Give back the whole listing exactly as shown.
[Dataset entries start]
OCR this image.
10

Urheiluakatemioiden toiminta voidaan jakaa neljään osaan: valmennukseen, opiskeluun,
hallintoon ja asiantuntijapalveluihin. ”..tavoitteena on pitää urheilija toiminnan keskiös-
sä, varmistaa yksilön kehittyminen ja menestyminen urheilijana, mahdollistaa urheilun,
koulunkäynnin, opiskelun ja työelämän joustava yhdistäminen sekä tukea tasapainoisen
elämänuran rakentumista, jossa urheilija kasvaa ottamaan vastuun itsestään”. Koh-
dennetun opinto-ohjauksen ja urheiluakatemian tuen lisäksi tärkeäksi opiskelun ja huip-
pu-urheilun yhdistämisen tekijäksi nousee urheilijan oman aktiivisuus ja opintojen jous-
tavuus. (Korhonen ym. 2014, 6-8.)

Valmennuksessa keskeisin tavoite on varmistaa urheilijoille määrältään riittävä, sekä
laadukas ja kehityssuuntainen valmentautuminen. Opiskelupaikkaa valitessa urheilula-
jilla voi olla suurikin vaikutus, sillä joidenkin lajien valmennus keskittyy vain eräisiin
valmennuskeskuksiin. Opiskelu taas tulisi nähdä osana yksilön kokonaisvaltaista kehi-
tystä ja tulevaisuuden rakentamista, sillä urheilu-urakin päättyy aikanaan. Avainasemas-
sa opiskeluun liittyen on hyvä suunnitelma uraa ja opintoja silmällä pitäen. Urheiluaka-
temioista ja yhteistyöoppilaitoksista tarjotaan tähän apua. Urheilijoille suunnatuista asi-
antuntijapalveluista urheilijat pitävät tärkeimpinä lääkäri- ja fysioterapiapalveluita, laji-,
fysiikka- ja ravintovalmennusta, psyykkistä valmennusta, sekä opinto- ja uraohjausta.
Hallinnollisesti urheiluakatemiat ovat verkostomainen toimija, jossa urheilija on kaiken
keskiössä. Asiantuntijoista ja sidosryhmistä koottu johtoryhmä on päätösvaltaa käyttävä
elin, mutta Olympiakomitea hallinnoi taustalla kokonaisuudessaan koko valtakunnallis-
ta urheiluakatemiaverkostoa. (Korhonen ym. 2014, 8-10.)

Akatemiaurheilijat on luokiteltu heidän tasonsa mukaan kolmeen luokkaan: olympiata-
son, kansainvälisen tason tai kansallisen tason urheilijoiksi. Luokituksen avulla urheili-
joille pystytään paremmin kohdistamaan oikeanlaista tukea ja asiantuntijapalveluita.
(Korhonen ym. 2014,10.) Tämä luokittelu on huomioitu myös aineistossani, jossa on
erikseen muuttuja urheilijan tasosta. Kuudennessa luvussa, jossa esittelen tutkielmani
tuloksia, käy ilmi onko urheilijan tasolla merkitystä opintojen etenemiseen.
[Dataset entries end]
- The answer
OCR this image.
10

Urheiluakatemioiden toiminta voidaan jakaa neljään osaan: valmennukseen, opiskeluun,
hallintoon ja asiantuntijapalveluihin. ”..tavoitteena on pitää urheilija toiminnan keskiös-
sä, varmistaa yksilön kehittyminen ja menestyminen urheilijana, mahdollistaa urheilun,
koulunkäynnin, opiskelun ja työelämän joustava yhdistäminen sekä tukea tasapainoisen
elämänuran rakentumista, jossa urheilija kasvaa ottamaan vastuun itsestään”. Koh-
dennetun opinto-ohjauksen ja urheiluakatemian tuen lisäksi tärkeäksi opiskelun ja huip-
pu-urheilun yhdistämisen tekijäksi nousee urheilijan oman aktiivisuus ja opintojen jous-
tavuus. (Korhonen ym. 2014, 6-8.)

Valmennuksessa keskeisin tavoite on varmistaa urheilijoille määrältään riittävä, sekä
laadukas ja kehityssuuntainen valmentautuminen. Opiskelupaikkaa valitessa urheilula-
jilla voi olla suurikin vaikutus, sillä joidenkin lajien valmennus keskittyy vain eräisiin
valmennuskeskuksiin. Opiskelu taas tulisi nähdä osana yksilön kokonaisvaltaista kehi-
tystä ja tulevaisuuden rakentamista, sillä urheilu-urakin päättyy aikanaan. Avainasemas-
sa opiskeluun liittyen on hyvä suunnitelma uraa ja opintoja silmällä pitäen. Urheiluaka-
temioista ja yhteistyöoppilaitoksista tarjotaan tähän apua. Urheilijoille suunnatuista asi-
antuntijapalveluista urheilijat pitävät tärkeimpinä lääkäri- ja fysioterapiapalveluita, laji-,
fysiikka- ja ravintovalmennusta, psyykkistä valmennusta, sekä opinto- ja uraohjausta.
Hallinnollisesti urheiluakatemiat ovat verkostomainen toimija, jossa urheilija on kaiken
keskiössä. Asiantuntijoista ja sidosryhmistä koottu johtoryhmä on päätösvaltaa käyttävä
elin, mutta Olympiakomitea hallinnoi taustalla kokonaisuudessaan koko valtakunnallis-
ta urheiluakatemiaverkostoa. (Korhonen ym. 2014, 8-10.)

Akatemiaurheilijat on luokiteltu heidän tasonsa mukaan kolmeen luokkaan: olympiata-
son, kansainvälisen tason tai kansallisen tason urheilijoiksi. Luokituksen avulla urheili-
joille pystytään paremmin kohdistamaan oikeanlaista tukea ja asiantuntijapalveluita.
(Korhonen ym. 2014,10.) Tämä luokittelu on huomioitu myös aineistossani, jossa on
erikseen muuttuja urheilijan tasosta. Kuudennessa luvussa, jossa esittelen tutkielmani
tuloksia, käy ilmi onko urheilijan tasolla merkitystä opintojen etenemiseen.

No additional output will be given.